• **EXERCISE DATA**:
begin
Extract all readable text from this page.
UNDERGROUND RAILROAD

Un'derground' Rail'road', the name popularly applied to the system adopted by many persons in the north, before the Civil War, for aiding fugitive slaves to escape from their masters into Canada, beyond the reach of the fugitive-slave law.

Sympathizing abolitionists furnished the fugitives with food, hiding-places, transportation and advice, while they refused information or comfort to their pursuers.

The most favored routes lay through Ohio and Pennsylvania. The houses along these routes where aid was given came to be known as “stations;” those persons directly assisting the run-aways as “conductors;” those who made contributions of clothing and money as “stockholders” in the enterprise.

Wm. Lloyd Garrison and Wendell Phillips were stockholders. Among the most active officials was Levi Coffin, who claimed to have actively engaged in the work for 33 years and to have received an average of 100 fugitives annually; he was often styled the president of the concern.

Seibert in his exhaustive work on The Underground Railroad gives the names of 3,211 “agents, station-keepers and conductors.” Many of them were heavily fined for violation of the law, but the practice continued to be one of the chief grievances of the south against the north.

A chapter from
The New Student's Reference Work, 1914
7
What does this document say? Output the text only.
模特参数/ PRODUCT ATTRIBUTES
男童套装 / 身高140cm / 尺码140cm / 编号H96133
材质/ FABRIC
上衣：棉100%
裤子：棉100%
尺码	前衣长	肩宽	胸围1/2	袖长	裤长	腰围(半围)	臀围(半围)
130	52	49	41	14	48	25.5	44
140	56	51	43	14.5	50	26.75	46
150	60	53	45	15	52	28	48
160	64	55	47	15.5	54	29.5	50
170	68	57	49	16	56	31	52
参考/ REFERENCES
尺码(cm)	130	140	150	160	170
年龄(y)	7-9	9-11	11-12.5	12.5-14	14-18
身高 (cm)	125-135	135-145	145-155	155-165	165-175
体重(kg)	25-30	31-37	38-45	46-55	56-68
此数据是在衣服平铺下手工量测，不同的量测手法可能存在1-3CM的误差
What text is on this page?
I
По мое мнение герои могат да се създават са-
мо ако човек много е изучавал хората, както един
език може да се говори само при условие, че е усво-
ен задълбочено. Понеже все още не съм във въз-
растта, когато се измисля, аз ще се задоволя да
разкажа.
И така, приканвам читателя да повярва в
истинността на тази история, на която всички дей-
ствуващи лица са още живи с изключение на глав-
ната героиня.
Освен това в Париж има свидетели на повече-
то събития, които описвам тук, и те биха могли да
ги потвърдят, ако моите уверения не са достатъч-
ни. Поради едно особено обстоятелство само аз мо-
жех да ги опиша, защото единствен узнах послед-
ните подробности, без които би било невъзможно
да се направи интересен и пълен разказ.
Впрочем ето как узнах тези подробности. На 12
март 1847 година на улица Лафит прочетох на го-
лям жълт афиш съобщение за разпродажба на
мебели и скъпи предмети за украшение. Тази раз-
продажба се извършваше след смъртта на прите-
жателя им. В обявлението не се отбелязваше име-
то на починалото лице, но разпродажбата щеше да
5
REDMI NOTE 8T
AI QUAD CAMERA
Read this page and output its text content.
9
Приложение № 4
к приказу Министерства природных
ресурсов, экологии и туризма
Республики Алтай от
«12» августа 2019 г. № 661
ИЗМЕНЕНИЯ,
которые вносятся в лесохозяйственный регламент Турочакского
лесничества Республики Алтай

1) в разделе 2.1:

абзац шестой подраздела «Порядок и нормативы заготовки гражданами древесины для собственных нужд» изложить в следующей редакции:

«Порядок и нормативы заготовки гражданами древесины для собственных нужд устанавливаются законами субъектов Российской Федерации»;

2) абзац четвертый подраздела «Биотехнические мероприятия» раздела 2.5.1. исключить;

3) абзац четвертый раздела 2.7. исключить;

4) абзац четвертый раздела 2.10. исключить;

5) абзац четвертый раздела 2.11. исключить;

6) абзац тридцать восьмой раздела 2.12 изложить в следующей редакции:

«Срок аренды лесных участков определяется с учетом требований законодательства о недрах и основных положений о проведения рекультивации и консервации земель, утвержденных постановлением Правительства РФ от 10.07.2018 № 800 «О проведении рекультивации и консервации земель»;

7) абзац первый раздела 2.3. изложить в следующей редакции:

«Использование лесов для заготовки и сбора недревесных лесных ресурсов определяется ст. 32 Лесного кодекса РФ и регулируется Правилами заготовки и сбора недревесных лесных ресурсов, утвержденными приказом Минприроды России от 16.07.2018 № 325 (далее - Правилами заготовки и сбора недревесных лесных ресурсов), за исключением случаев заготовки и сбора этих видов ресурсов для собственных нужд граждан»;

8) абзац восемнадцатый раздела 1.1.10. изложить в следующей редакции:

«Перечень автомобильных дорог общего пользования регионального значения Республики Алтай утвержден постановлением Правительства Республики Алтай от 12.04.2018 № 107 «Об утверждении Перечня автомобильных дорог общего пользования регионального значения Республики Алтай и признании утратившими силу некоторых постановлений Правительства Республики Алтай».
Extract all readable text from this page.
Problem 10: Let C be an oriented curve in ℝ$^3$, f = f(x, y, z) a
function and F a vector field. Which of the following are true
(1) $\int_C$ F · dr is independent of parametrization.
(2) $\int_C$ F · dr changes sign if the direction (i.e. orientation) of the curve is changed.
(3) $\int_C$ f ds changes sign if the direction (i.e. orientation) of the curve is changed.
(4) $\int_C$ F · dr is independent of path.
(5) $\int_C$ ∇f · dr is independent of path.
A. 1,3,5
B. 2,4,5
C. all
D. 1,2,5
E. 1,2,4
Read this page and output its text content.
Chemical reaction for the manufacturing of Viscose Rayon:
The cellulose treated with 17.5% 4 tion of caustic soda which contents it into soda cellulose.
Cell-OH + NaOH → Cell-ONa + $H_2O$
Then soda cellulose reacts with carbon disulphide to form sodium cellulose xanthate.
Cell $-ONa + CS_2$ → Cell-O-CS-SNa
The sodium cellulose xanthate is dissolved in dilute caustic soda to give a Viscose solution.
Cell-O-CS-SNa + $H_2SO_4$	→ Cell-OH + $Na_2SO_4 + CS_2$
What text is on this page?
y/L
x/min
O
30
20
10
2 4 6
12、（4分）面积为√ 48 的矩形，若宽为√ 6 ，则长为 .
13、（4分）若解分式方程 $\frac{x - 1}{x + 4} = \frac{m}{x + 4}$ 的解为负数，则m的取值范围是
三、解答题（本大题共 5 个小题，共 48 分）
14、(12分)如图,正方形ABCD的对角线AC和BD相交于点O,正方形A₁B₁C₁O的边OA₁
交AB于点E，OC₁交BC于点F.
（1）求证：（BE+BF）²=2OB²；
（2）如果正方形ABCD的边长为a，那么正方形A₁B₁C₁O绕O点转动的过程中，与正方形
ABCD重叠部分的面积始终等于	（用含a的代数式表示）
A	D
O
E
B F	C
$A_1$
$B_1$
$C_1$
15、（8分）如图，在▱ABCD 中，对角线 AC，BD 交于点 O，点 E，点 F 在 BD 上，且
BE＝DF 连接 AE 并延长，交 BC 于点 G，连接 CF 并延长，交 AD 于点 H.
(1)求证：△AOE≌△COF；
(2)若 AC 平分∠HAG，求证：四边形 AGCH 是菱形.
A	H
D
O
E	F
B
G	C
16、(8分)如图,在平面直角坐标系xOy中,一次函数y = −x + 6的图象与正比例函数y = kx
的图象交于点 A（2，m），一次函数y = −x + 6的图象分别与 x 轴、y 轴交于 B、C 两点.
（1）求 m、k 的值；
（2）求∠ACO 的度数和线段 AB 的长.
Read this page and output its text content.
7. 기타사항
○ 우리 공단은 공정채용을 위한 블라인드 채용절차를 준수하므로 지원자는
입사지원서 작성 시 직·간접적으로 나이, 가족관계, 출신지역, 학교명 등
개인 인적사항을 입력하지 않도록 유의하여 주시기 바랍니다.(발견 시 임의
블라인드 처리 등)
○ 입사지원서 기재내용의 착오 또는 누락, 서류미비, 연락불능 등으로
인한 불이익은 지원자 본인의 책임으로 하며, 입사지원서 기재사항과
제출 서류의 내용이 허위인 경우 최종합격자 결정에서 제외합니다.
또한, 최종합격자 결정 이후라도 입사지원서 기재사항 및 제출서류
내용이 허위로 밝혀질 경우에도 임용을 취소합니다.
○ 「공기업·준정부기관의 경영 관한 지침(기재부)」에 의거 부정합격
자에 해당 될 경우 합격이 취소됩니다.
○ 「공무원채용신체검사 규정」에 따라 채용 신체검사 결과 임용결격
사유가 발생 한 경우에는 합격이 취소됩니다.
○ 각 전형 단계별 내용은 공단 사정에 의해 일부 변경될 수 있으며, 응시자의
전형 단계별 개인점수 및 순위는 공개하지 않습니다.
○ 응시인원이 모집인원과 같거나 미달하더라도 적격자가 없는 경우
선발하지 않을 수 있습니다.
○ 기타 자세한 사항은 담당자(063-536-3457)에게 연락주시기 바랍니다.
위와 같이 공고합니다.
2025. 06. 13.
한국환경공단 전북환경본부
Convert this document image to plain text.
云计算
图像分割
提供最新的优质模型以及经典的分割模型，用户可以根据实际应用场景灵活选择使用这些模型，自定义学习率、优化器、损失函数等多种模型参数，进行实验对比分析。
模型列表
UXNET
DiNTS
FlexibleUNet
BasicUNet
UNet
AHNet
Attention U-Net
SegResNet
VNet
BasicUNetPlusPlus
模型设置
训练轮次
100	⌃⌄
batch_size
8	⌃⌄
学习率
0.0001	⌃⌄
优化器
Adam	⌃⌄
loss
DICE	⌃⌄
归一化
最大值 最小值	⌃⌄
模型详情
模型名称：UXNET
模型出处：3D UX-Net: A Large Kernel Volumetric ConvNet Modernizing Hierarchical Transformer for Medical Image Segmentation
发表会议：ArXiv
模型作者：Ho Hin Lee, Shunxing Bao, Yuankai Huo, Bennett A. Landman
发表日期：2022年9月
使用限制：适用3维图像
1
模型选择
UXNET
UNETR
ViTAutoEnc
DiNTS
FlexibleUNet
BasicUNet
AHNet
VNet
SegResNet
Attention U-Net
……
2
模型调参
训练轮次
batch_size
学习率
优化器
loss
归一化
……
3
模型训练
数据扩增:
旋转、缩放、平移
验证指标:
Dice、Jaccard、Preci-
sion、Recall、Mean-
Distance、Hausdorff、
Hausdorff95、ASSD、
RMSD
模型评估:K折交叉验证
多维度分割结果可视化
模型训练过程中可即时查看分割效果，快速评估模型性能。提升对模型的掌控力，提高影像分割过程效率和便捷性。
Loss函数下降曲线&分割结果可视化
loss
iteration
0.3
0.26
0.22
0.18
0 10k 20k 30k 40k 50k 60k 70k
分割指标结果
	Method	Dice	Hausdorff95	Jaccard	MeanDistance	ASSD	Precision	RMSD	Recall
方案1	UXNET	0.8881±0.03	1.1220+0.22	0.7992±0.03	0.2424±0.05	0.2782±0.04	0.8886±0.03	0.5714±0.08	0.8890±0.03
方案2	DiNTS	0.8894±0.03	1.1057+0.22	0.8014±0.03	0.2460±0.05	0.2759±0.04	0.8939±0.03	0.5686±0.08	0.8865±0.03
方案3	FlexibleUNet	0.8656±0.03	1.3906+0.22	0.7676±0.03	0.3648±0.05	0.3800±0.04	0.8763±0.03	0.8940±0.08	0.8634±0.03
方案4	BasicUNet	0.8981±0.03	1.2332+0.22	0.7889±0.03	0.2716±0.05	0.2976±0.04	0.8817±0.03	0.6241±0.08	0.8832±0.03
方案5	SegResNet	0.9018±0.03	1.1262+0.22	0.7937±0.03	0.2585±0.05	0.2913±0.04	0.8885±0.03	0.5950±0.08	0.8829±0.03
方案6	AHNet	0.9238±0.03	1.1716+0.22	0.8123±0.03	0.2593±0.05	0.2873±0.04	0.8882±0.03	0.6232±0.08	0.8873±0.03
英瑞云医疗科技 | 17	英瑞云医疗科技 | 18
end
• **GIVEN REQUEST**:
Extract all lines containing the word "with".

• **CORRECT RESULT**:
Sympathizing abolitionists furnished the fugitives with food, hiding-places, transportation and advice, while they refused information or comfort to their pursuers.
The cellulose treated with 17.5% 4 tion of caustic soda which contents it into soda cellulose.
Then soda cellulose reacts with carbon disulphide to form sodium cellulose xanthate.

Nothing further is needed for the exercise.